▸ WORK REQUIRED
How many lines of the entries below include the word "Read"? Answer with the number alone.

A run of records
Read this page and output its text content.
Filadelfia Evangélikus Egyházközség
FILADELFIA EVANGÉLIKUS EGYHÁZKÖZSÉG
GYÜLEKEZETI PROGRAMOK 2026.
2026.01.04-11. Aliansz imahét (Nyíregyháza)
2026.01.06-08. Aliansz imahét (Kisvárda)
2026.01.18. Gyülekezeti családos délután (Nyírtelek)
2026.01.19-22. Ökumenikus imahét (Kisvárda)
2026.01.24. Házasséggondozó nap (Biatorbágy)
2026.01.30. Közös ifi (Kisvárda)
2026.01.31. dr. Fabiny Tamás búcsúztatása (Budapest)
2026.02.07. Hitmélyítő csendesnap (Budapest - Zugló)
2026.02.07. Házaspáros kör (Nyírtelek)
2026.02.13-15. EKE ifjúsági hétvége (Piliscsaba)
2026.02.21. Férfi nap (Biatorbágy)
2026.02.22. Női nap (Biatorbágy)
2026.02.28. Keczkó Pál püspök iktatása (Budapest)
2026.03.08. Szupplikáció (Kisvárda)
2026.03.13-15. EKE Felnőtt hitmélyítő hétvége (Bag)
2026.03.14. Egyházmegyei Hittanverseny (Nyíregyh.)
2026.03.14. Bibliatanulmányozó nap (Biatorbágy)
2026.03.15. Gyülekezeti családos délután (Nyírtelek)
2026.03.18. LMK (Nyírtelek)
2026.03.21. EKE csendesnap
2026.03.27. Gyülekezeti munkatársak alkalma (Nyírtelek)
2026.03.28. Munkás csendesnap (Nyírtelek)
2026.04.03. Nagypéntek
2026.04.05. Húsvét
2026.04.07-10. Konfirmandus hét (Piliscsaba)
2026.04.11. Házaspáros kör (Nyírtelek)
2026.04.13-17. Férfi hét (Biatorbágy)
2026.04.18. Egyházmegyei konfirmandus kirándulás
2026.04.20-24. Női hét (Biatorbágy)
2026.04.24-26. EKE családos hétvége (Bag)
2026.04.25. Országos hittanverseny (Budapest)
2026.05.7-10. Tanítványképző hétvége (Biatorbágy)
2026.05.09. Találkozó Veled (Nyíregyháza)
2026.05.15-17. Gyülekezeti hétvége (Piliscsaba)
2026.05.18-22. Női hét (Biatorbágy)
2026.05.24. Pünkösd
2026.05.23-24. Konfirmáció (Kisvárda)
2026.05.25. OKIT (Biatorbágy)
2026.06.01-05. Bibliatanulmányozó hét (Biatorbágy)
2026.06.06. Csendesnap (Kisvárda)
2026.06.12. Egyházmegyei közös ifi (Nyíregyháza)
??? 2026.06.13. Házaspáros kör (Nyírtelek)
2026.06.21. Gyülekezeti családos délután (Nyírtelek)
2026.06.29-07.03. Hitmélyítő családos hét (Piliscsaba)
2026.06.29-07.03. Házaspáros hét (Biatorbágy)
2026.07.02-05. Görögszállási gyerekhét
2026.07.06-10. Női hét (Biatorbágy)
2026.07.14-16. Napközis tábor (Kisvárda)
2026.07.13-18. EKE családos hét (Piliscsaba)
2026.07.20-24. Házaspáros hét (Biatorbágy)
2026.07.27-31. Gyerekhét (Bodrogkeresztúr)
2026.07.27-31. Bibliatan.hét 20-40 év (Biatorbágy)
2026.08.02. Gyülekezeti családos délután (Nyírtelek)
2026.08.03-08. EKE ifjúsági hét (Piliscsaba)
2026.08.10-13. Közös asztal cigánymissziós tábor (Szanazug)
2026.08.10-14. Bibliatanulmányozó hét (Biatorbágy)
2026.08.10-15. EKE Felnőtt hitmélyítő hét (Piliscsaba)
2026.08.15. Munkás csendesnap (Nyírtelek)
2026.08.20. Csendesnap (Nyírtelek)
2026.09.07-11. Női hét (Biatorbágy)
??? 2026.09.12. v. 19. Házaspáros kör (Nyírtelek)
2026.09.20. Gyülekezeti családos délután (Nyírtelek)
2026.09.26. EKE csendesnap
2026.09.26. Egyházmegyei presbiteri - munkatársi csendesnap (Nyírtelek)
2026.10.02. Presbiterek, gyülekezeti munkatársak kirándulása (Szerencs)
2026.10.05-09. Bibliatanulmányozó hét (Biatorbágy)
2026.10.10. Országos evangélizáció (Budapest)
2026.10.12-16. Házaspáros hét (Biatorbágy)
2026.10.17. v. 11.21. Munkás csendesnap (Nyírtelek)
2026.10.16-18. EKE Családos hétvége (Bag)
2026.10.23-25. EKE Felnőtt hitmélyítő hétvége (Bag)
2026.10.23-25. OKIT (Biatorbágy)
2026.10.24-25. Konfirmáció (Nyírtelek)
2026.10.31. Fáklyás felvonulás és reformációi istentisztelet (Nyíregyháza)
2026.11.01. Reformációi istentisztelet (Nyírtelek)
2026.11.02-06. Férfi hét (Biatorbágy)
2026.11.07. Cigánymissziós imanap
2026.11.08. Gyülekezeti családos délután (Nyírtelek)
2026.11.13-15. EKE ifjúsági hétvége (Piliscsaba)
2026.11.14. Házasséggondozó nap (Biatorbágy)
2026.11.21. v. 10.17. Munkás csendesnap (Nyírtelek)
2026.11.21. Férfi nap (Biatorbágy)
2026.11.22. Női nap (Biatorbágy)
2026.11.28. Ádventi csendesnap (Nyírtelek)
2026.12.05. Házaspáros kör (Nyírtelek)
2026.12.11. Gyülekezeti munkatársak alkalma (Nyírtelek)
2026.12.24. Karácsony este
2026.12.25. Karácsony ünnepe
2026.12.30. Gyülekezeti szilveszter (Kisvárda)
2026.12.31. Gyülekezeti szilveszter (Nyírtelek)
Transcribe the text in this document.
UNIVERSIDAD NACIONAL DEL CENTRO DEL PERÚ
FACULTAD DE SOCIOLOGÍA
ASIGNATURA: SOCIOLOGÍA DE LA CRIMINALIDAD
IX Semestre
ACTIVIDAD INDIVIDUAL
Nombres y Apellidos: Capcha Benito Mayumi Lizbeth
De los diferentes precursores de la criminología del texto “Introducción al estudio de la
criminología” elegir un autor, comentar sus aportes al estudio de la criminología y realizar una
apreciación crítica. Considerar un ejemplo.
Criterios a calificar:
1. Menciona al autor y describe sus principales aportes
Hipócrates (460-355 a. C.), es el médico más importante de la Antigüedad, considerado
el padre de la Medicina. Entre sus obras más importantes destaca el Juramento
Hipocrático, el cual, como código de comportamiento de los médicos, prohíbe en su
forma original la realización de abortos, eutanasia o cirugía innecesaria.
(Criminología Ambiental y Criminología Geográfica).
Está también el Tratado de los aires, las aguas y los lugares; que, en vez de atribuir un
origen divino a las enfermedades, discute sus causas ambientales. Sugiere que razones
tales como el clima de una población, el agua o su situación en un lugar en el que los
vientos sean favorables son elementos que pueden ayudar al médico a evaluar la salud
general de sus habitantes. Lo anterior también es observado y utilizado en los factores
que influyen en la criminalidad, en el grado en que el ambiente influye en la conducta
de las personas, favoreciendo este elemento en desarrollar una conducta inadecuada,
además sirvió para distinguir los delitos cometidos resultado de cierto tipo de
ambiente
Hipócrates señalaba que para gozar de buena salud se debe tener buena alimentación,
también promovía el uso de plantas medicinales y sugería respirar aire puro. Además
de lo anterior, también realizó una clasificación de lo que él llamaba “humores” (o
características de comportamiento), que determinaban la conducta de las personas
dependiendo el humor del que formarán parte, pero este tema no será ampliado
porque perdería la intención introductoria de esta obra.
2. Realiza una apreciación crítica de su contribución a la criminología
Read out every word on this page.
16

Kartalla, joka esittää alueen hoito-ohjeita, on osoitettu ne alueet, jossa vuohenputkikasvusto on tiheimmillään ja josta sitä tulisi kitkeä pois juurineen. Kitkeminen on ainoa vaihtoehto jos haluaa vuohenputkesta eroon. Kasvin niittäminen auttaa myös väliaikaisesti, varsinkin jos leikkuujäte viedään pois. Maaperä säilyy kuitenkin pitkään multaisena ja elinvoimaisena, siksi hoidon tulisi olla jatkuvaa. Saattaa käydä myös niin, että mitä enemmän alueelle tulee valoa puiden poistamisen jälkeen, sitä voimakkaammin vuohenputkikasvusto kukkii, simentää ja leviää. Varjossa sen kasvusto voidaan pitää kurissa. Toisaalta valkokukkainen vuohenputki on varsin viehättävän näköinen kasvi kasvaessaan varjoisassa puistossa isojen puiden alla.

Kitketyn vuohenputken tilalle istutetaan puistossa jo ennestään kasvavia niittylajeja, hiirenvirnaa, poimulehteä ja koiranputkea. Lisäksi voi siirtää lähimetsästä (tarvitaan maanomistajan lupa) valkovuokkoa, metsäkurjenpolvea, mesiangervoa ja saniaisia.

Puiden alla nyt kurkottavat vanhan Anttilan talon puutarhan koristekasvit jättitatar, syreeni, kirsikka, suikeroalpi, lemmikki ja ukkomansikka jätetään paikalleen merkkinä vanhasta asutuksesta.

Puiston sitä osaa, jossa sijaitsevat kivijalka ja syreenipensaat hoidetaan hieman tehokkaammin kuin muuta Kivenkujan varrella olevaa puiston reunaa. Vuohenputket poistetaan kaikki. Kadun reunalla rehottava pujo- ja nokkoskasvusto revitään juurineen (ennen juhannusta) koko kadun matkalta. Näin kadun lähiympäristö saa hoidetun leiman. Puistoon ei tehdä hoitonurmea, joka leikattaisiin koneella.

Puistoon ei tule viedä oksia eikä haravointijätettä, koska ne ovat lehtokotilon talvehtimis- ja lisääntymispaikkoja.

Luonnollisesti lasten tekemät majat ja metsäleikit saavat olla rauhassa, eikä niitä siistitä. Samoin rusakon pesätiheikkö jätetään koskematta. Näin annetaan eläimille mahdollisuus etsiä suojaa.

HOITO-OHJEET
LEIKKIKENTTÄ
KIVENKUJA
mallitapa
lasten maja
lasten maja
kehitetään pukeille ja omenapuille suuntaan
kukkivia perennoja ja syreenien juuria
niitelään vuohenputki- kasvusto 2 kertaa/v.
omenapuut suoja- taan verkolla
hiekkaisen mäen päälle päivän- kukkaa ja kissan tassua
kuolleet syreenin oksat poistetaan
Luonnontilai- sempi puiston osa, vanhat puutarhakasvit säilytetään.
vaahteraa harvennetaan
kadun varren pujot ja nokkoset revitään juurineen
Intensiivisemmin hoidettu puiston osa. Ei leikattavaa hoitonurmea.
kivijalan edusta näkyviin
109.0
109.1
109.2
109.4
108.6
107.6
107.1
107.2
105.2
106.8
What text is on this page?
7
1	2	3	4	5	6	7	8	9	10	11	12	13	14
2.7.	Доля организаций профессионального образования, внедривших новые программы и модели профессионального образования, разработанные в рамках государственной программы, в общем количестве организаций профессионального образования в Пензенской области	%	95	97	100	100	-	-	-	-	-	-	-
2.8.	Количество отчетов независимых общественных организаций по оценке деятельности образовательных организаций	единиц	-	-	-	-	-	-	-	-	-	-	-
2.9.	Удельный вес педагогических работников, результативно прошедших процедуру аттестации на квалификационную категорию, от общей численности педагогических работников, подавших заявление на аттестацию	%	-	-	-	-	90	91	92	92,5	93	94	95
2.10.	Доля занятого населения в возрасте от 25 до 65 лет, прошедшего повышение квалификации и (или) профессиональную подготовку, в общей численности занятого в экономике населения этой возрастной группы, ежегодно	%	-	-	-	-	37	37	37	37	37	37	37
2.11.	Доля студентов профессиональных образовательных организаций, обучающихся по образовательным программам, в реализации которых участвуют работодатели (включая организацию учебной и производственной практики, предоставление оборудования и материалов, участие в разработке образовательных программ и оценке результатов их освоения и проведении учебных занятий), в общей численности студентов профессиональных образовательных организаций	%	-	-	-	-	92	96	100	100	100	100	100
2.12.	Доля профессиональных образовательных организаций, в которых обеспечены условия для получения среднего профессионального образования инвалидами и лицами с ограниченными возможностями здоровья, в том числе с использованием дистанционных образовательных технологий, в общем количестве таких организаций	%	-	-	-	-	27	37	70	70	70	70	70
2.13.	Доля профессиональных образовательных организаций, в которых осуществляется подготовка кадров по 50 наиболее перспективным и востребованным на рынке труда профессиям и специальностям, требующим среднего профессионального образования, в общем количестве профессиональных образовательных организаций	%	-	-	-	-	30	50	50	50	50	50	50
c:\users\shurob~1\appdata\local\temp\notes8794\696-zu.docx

▸ TASK RESPONSE
2